Records about charts and figures
— START —

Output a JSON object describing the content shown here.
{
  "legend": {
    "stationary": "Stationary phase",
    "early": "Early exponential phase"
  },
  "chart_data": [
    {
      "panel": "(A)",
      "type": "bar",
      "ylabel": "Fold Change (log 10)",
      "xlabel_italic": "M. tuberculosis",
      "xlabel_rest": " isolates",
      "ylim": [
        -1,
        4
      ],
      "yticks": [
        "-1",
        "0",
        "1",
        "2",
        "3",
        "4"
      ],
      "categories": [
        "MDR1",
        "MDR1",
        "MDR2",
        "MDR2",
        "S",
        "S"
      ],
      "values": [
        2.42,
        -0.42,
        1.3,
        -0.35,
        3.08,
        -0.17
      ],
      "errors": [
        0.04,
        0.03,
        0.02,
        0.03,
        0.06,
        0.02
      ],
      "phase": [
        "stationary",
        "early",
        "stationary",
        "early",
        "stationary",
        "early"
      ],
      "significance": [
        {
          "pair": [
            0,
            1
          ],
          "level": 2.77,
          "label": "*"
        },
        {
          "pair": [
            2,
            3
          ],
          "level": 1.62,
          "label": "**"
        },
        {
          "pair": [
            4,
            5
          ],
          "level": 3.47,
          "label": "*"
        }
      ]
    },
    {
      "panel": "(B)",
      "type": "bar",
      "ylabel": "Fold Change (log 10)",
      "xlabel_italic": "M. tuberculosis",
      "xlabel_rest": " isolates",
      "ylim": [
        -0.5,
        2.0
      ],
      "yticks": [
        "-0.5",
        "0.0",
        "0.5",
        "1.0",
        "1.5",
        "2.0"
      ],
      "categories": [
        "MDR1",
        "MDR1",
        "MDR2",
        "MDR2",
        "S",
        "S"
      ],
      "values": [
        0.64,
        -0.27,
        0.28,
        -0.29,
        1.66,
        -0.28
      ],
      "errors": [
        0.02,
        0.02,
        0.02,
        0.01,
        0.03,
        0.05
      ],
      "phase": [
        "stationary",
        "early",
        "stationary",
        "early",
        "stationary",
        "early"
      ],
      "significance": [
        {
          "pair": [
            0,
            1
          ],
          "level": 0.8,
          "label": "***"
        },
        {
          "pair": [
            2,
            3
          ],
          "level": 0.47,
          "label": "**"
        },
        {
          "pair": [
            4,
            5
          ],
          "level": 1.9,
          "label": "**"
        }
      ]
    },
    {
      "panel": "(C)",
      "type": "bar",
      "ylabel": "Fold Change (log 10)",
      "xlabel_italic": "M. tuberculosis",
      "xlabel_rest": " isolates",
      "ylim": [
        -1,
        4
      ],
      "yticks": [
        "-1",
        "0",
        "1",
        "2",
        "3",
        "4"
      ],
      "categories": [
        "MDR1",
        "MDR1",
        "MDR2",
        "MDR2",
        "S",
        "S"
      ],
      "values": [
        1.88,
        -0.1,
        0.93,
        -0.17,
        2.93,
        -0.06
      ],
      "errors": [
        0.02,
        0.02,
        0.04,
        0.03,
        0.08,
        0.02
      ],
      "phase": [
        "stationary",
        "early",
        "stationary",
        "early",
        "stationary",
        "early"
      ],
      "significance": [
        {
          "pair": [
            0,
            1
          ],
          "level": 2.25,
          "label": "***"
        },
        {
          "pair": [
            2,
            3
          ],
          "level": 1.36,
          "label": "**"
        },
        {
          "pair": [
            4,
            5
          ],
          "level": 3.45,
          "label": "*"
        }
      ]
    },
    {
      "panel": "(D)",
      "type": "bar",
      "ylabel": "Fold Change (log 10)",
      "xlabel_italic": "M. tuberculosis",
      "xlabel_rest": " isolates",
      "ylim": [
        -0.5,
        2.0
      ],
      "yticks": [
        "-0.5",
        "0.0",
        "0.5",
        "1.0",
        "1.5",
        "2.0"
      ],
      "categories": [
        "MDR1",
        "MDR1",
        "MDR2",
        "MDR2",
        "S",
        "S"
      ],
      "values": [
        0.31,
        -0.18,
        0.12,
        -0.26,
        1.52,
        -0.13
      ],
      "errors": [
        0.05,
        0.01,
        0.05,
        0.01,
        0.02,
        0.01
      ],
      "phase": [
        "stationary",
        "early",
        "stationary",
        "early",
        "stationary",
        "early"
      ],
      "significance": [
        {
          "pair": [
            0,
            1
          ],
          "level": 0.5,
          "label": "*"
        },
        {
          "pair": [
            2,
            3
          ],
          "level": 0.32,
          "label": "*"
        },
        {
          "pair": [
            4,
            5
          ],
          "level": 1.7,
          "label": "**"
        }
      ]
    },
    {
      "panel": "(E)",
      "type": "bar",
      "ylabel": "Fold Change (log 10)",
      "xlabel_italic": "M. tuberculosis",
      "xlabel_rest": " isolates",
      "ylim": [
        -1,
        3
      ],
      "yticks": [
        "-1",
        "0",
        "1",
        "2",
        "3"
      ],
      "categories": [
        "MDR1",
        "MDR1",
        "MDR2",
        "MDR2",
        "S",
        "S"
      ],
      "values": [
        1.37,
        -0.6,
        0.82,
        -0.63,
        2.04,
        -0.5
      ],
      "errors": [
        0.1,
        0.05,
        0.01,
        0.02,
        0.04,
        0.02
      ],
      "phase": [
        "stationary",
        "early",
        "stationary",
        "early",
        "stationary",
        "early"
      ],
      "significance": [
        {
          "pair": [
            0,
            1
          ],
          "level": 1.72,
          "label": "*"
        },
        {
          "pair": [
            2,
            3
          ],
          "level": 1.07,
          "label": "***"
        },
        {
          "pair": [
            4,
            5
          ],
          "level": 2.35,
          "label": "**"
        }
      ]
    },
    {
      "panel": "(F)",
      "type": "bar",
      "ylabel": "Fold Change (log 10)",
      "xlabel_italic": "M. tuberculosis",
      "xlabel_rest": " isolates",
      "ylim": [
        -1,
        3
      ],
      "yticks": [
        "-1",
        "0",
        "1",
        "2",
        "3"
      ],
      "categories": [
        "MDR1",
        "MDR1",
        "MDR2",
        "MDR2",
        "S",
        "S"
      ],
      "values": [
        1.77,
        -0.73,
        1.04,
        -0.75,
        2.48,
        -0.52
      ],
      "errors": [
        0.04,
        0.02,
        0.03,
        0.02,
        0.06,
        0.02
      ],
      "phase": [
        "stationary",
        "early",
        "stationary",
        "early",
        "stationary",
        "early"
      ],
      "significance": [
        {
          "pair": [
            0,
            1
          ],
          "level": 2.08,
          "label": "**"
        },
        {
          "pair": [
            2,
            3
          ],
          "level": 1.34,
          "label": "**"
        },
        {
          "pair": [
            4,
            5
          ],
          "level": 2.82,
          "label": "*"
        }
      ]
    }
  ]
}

— END —

[Stated problem]:
Return each line among the entries that holds the word "panel".

[Answer for the task]:
      "panel": "(A)",
      "panel": "(B)",
      "panel": "(C)",
      "panel": "(D)",
      "panel": "(E)",
      "panel": "(F)",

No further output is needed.